**Work instructions**
All the records that follow need to be reproduced exactly. Omit the images.

___ Dataset rows ___

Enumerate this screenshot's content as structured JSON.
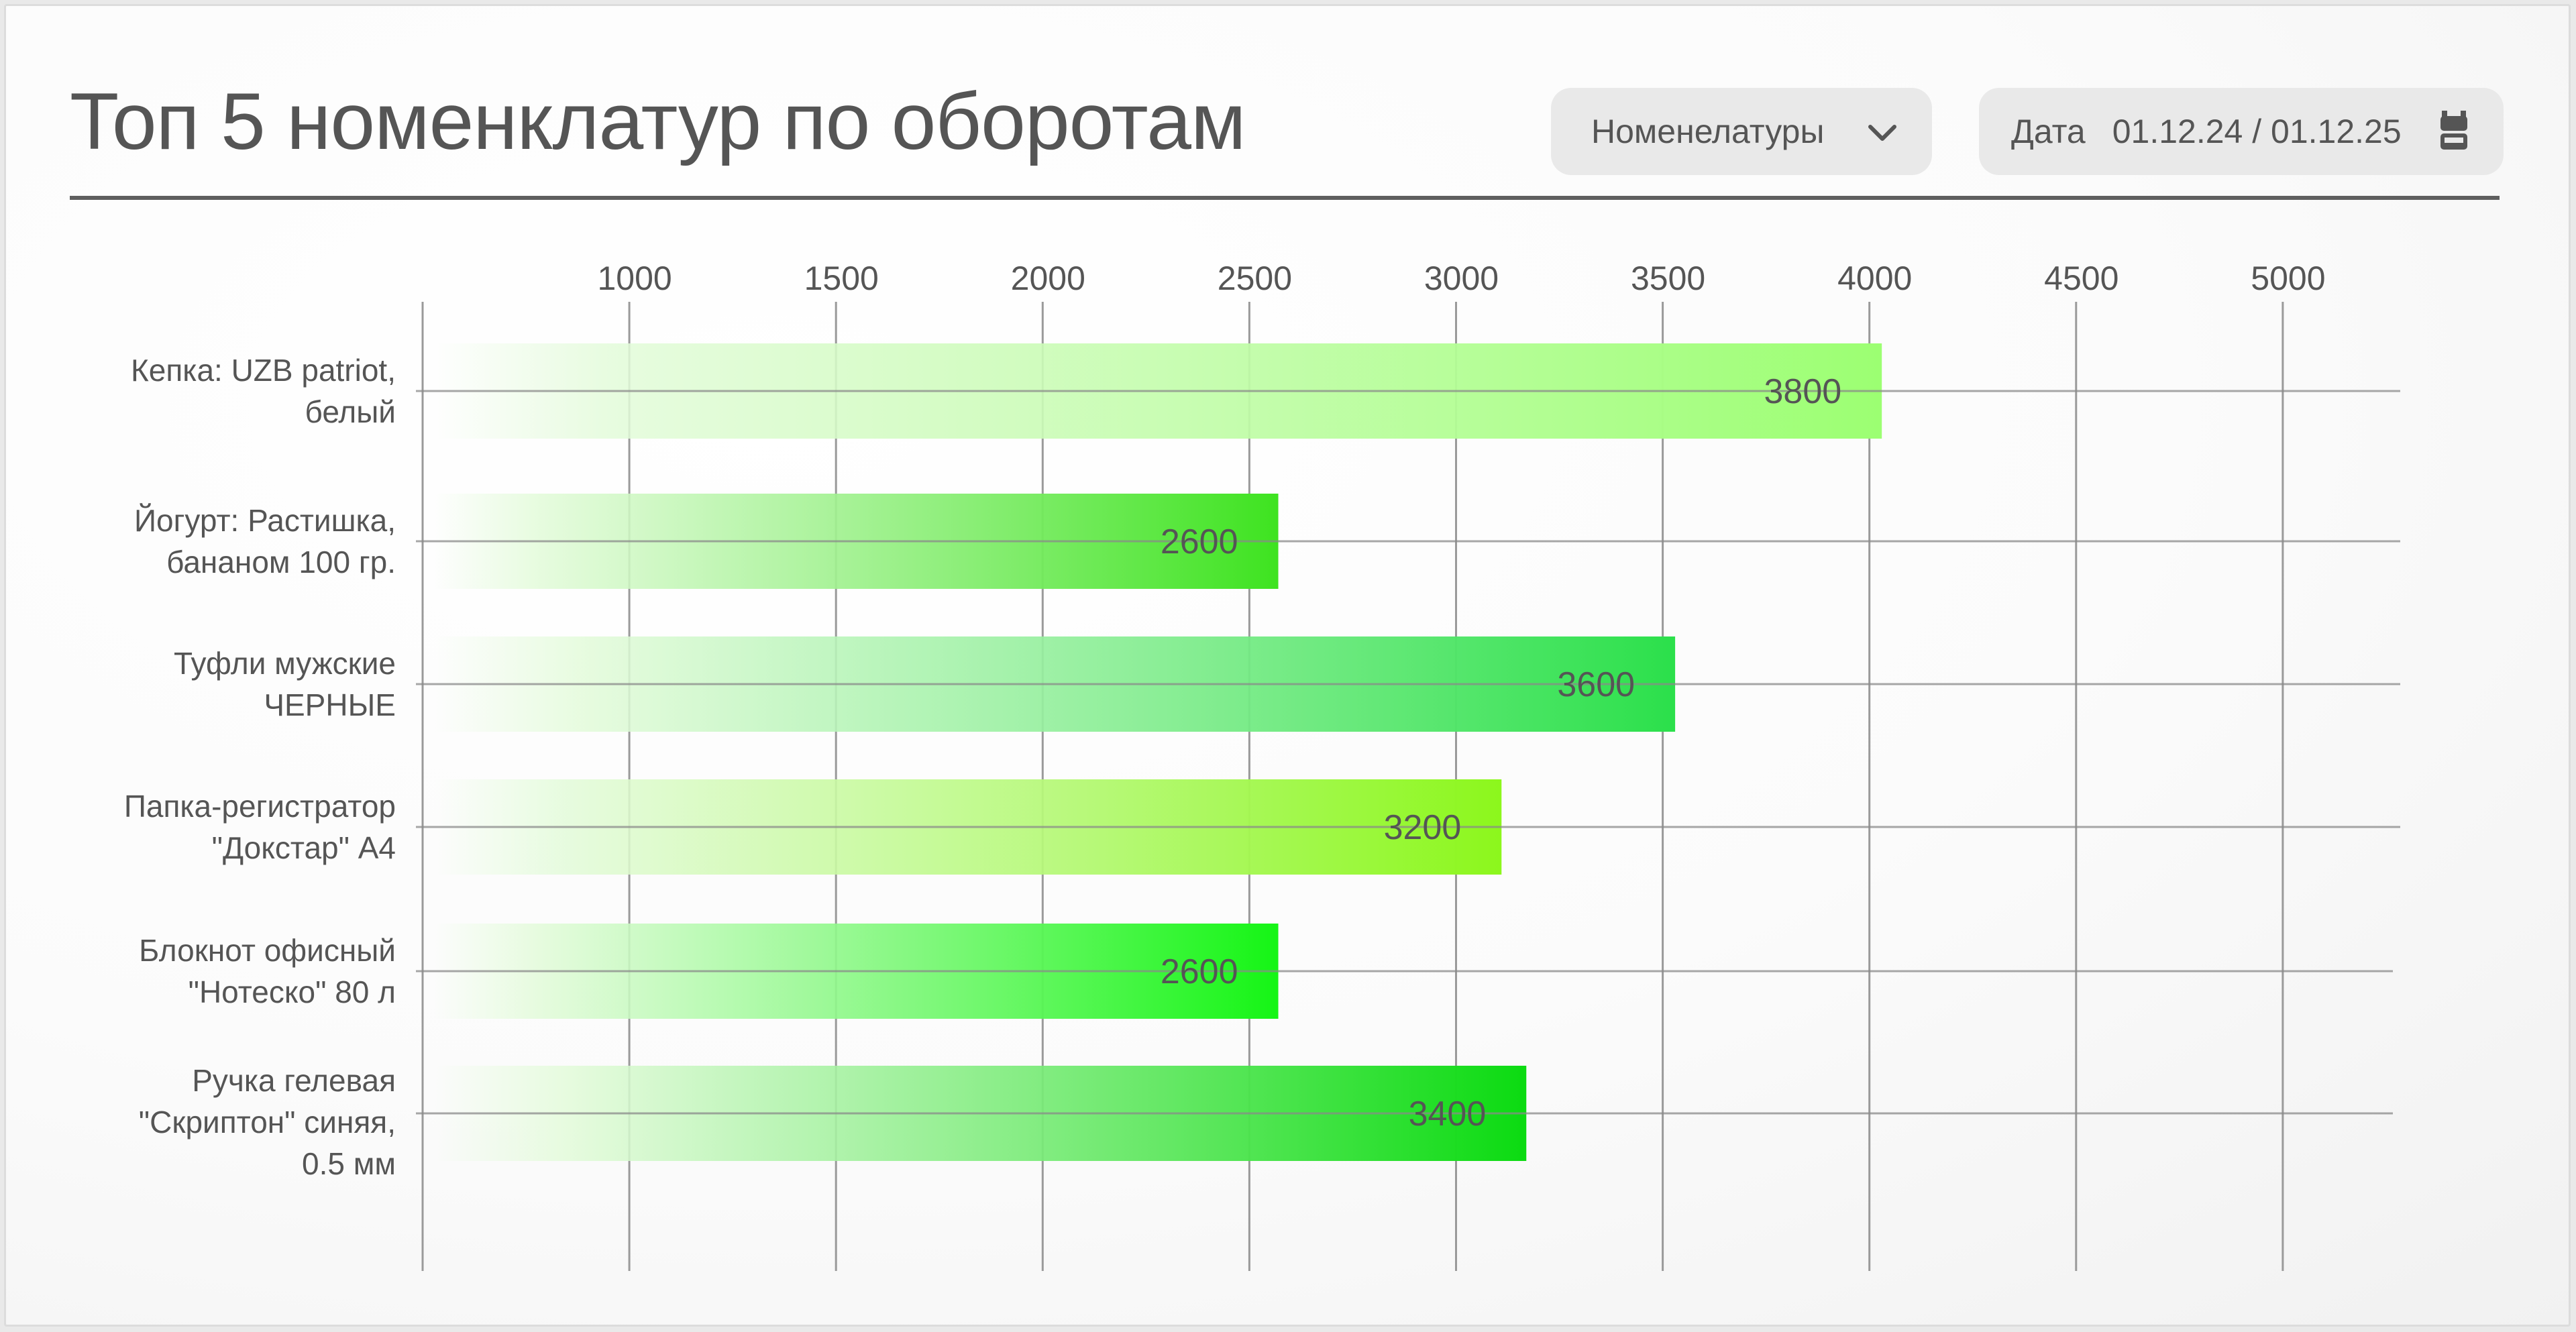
{
  "header": {
    "title": "Топ 5 номенклатур по оборотам",
    "nomenclature_dropdown": {
      "label": "Номенелатуры",
      "icon": "chevron-down-icon"
    },
    "date_filter": {
      "label": "Дата",
      "value": "01.12.24 / 01.12.25",
      "icon": "calendar-icon"
    }
  },
  "chart_data": {
    "type": "bar",
    "orientation": "horizontal",
    "categories": [
      [
        "Кепка: UZB patriot,",
        "белый"
      ],
      [
        "Йогурт: Растишка,",
        "бананом 100 гр."
      ],
      [
        "Туфли мужские",
        "ЧЕРНЫЕ"
      ],
      [
        "Папка-регистратор",
        "\"Докстар\" А4"
      ],
      [
        "Блокнот офисный",
        "\"Нотеско\" 80 л"
      ],
      [
        "Ручка гелевая",
        "\"Скриптон\" синяя,",
        "0.5 мм"
      ]
    ],
    "values": [
      3800,
      2600,
      3600,
      3200,
      2600,
      3400
    ],
    "value_labels": [
      "3800",
      "2600",
      "3600",
      "3200",
      "2600",
      "3400"
    ],
    "bar_ends": [
      4030,
      2570,
      3530,
      3110,
      2570,
      3170
    ],
    "x_ticks": [
      1000,
      1500,
      2000,
      2500,
      3000,
      3500,
      4000,
      4500,
      5000
    ],
    "xlim": [
      500,
      5300
    ],
    "grid": true,
    "colors": {
      "bar_starts": [
        "#e3fbda",
        "#e3fbda",
        "#e3fbda",
        "#e3fbda",
        "#e3fbda",
        "#e3fbda"
      ],
      "bar_ends": [
        "#9cff72",
        "#3ee320",
        "#2be04b",
        "#8cf71c",
        "#15f515",
        "#0bdb11"
      ],
      "label_text": "#555555",
      "grid": "#9a9a9a"
    }
  }
}
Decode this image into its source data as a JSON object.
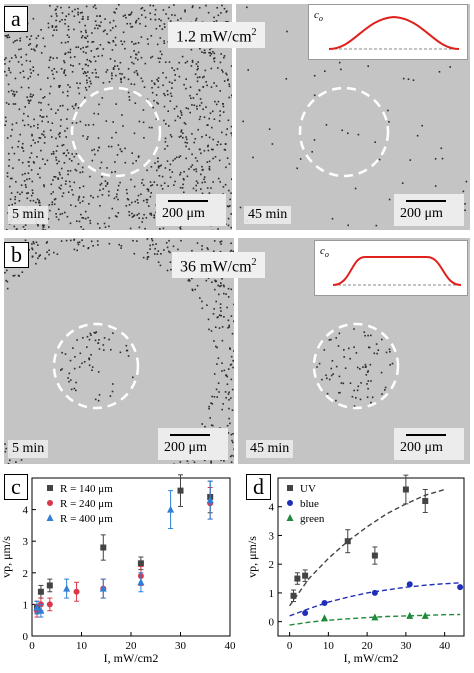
{
  "panel_a": {
    "label": "a",
    "intensity": "1.2 mW/cm",
    "intensity_exp": "2",
    "inset_label": "c",
    "inset_sub": "o",
    "left": {
      "time": "5 min",
      "scale": "200 μm"
    },
    "right": {
      "time": "45 min",
      "scale": "200 μm"
    }
  },
  "panel_b": {
    "label": "b",
    "intensity": "36 mW/cm",
    "intensity_exp": "2",
    "inset_label": "c",
    "inset_sub": "o",
    "left": {
      "time": "5 min",
      "scale": "200 μm"
    },
    "right": {
      "time": "45 min",
      "scale": "200 μm"
    }
  },
  "chart_data": [
    {
      "panel": "c",
      "type": "scatter",
      "xlabel": "I, mW/cm2",
      "ylabel": "vp, μm/s",
      "xlim": [
        0,
        40
      ],
      "ylim": [
        0,
        5
      ],
      "xticks": [
        "0",
        "10",
        "20",
        "30",
        "40"
      ],
      "yticks": [
        "0",
        "1",
        "2",
        "3",
        "4",
        "5"
      ],
      "legend_position": "top-left",
      "series": [
        {
          "name": "R = 140 μm",
          "color": "#444444",
          "marker": "square",
          "x": [
            1,
            1.8,
            3.6,
            14.4,
            22,
            30,
            36
          ],
          "y": [
            0.9,
            1.4,
            1.6,
            2.8,
            2.3,
            4.6,
            4.4
          ],
          "err": [
            0.2,
            0.2,
            0.2,
            0.4,
            0.2,
            0.5,
            0.5
          ]
        },
        {
          "name": "R = 240 μm",
          "color": "#d8384a",
          "marker": "circle",
          "x": [
            1,
            1.8,
            3.6,
            9,
            14.4,
            22,
            36
          ],
          "y": [
            0.8,
            1.0,
            1.0,
            1.4,
            1.5,
            1.9,
            4.2
          ],
          "err": [
            0.2,
            0.2,
            0.2,
            0.3,
            0.3,
            0.3,
            0.5
          ]
        },
        {
          "name": "R = 400 μm",
          "color": "#2f7fd6",
          "marker": "triangle",
          "x": [
            1,
            1.8,
            7,
            14.4,
            22,
            28,
            36
          ],
          "y": [
            0.9,
            0.8,
            1.5,
            1.5,
            1.7,
            4.0,
            4.3
          ],
          "err": [
            0.2,
            0.2,
            0.3,
            0.3,
            0.3,
            0.6,
            0.6
          ]
        }
      ]
    },
    {
      "panel": "d",
      "type": "scatter",
      "xlabel": "I, mW/cm2",
      "ylabel": "vp, μm/s",
      "xlim": [
        -3,
        45
      ],
      "ylim": [
        -0.5,
        5
      ],
      "xticks": [
        "0",
        "10",
        "20",
        "30",
        "40"
      ],
      "yticks": [
        "0",
        "1",
        "2",
        "3",
        "4"
      ],
      "legend_position": "top-left",
      "series": [
        {
          "name": "UV",
          "color": "#444444",
          "marker": "square",
          "x": [
            1,
            2,
            4,
            15,
            22,
            30,
            35
          ],
          "y": [
            0.9,
            1.5,
            1.6,
            2.8,
            2.3,
            4.6,
            4.2
          ],
          "err": [
            0.2,
            0.2,
            0.2,
            0.4,
            0.3,
            0.5,
            0.4
          ],
          "fit": {
            "x": [
              0,
              5,
              10,
              15,
              20,
              25,
              30,
              35,
              40
            ],
            "y": [
              0.55,
              1.5,
              2.2,
              2.8,
              3.3,
              3.75,
              4.1,
              4.4,
              4.6
            ]
          }
        },
        {
          "name": "blue",
          "color": "#1f2fb8",
          "marker": "circle",
          "x": [
            4,
            9,
            22,
            31,
            44
          ],
          "y": [
            0.3,
            0.65,
            1.0,
            1.3,
            1.2
          ],
          "err": [
            0,
            0,
            0,
            0,
            0
          ],
          "fit": {
            "x": [
              0,
              5,
              10,
              15,
              20,
              25,
              30,
              35,
              40,
              44
            ],
            "y": [
              0.2,
              0.45,
              0.68,
              0.85,
              1.0,
              1.1,
              1.2,
              1.27,
              1.32,
              1.35
            ]
          }
        },
        {
          "name": "green",
          "color": "#1f8a3a",
          "marker": "triangle",
          "x": [
            9,
            22,
            31,
            35
          ],
          "y": [
            0.12,
            0.15,
            0.2,
            0.2
          ],
          "err": [
            0,
            0,
            0,
            0
          ],
          "fit": {
            "x": [
              0,
              5,
              10,
              15,
              20,
              25,
              30,
              35,
              40,
              44
            ],
            "y": [
              -0.12,
              -0.02,
              0.05,
              0.1,
              0.14,
              0.18,
              0.2,
              0.22,
              0.24,
              0.25
            ]
          }
        }
      ]
    }
  ],
  "panel_c_label": "c",
  "panel_d_label": "d"
}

___

**Exercise output**
Enumerate this screenshot's content as structured JSON.
{
  "header": {
    "title": "Топ 5 номенклатур по оборотам",
    "nomenclature_dropdown": {
      "label": "Номенелатуры",
      "icon": "chevron-down-icon"
    },
    "date_filter": {
      "label": "Дата",
      "value": "01.12.24 / 01.12.25",
      "icon": "calendar-icon"
    }
  },
  "chart_data": {
    "type": "bar",
    "orientation": "horizontal",
    "categories": [
      [
        "Кепка: UZB patriot,",
        "белый"
      ],
      [
        "Йогурт: Растишка,",
        "бананом 100 гр."
      ],
      [
        "Туфли мужские",
        "ЧЕРНЫЕ"
      ],
      [
        "Папка-регистратор",
        "\"Докстар\" А4"
      ],
      [
        "Блокнот офисный",
        "\"Нотеско\" 80 л"
      ],
      [
        "Ручка гелевая",
        "\"Скриптон\" синяя,",
        "0.5 мм"
      ]
    ],
    "values": [
      3800,
      2600,
      3600,
      3200,
      2600,
      3400
    ],
    "value_labels": [
      "3800",
      "2600",
      "3600",
      "3200",
      "2600",
      "3400"
    ],
    "bar_ends": [
      4030,
      2570,
      3530,
      3110,
      2570,
      3170
    ],
    "x_ticks": [
      1000,
      1500,
      2000,
      2500,
      3000,
      3500,
      4000,
      4500,
      5000
    ],
    "xlim": [
      500,
      5300
    ],
    "grid": true,
    "colors": {
      "bar_starts": [
        "#e3fbda",
        "#e3fbda",
        "#e3fbda",
        "#e3fbda",
        "#e3fbda",
        "#e3fbda"
      ],
      "bar_ends": [
        "#9cff72",
        "#3ee320",
        "#2be04b",
        "#8cf71c",
        "#15f515",
        "#0bdb11"
      ],
      "label_text": "#555555",
      "grid": "#9a9a9a"
    }
  }
}
Decode this image into its source data as a JSON object.
{
  "panel_a": {
    "label": "a",
    "intensity": "1.2 mW/cm",
    "intensity_exp": "2",
    "inset_label": "c",
    "inset_sub": "o",
    "left": {
      "time": "5 min",
      "scale": "200 μm"
    },
    "right": {
      "time": "45 min",
      "scale": "200 μm"
    }
  },
  "panel_b": {
    "label": "b",
    "intensity": "36 mW/cm",
    "intensity_exp": "2",
    "inset_label": "c",
    "inset_sub": "o",
    "left": {
      "time": "5 min",
      "scale": "200 μm"
    },
    "right": {
      "time": "45 min",
      "scale": "200 μm"
    }
  },
  "chart_data": [
    {
      "panel": "c",
      "type": "scatter",
      "xlabel": "I, mW/cm2",
      "ylabel": "vp, μm/s",
      "xlim": [
        0,
        40
      ],
      "ylim": [
        0,
        5
      ],
      "xticks": [
        "0",
        "10",
        "20",
        "30",
        "40"
      ],
      "yticks": [
        "0",
        "1",
        "2",
        "3",
        "4",
        "5"
      ],
      "legend_position": "top-left",
      "series": [
        {
          "name": "R = 140 μm",
          "color": "#444444",
          "marker": "square",
          "x": [
            1,
            1.8,
            3.6,
            14.4,
            22,
            30,
            36
          ],
          "y": [
            0.9,
            1.4,
            1.6,
            2.8,
            2.3,
            4.6,
            4.4
          ],
          "err": [
            0.2,
            0.2,
            0.2,
            0.4,
            0.2,
            0.5,
            0.5
          ]
        },
        {
          "name": "R = 240 μm",
          "color": "#d8384a",
          "marker": "circle",
          "x": [
            1,
            1.8,
            3.6,
            9,
            14.4,
            22,
            36
          ],
          "y": [
            0.8,
            1.0,
            1.0,
            1.4,
            1.5,
            1.9,
            4.2
          ],
          "err": [
            0.2,
            0.2,
            0.2,
            0.3,
            0.3,
            0.3,
            0.5
          ]
        },
        {
          "name": "R = 400 μm",
          "color": "#2f7fd6",
          "marker": "triangle",
          "x": [
            1,
            1.8,
            7,
            14.4,
            22,
            28,
            36
          ],
          "y": [
            0.9,
            0.8,
            1.5,
            1.5,
            1.7,
            4.0,
            4.3
          ],
          "err": [
            0.2,
            0.2,
            0.3,
            0.3,
            0.3,
            0.6,
            0.6
          ]
        }
      ]
    },
    {
      "panel": "d",
      "type": "scatter",
      "xlabel": "I, mW/cm2",
      "ylabel": "vp, μm/s",
      "xlim": [
        -3,
        45
      ],
      "ylim": [
        -0.5,
        5
      ],
      "xticks": [
        "0",
        "10",
        "20",
        "30",
        "40"
      ],
      "yticks": [
        "0",
        "1",
        "2",
        "3",
        "4"
      ],
      "legend_position": "top-left",
      "series": [
        {
          "name": "UV",
          "color": "#444444",
          "marker": "square",
          "x": [
            1,
            2,
            4,
            15,
            22,
            30,
            35
          ],
          "y": [
            0.9,
            1.5,
            1.6,
            2.8,
            2.3,
            4.6,
            4.2
          ],
          "err": [
            0.2,
            0.2,
            0.2,
            0.4,
            0.3,
            0.5,
            0.4
          ],
          "fit": {
            "x": [
              0,
              5,
              10,
              15,
              20,
              25,
              30,
              35,
              40
            ],
            "y": [
              0.55,
              1.5,
              2.2,
              2.8,
              3.3,
              3.75,
              4.1,
              4.4,
              4.6
            ]
          }
        },
        {
          "name": "blue",
          "color": "#1f2fb8",
          "marker": "circle",
          "x": [
            4,
            9,
            22,
            31,
            44
          ],
          "y": [
            0.3,
            0.65,
            1.0,
            1.3,
            1.2
          ],
          "err": [
            0,
            0,
            0,
            0,
            0
          ],
          "fit": {
            "x": [
              0,
              5,
              10,
              15,
              20,
              25,
              30,
              35,
              40,
              44
            ],
            "y": [
              0.2,
              0.45,
              0.68,
              0.85,
              1.0,
              1.1,
              1.2,
              1.27,
              1.32,
              1.35
            ]
          }
        },
        {
          "name": "green",
          "color": "#1f8a3a",
          "marker": "triangle",
          "x": [
            9,
            22,
            31,
            35
          ],
          "y": [
            0.12,
            0.15,
            0.2,
            0.2
          ],
          "err": [
            0,
            0,
            0,
            0
          ],
          "fit": {
            "x": [
              0,
              5,
              10,
              15,
              20,
              25,
              30,
              35,
              40,
              44
            ],
            "y": [
              -0.12,
              -0.02,
              0.05,
              0.1,
              0.14,
              0.18,
              0.2,
              0.22,
              0.24,
              0.25
            ]
          }
        }
      ]
    }
  ],
  "panel_c_label": "c",
  "panel_d_label": "d"
}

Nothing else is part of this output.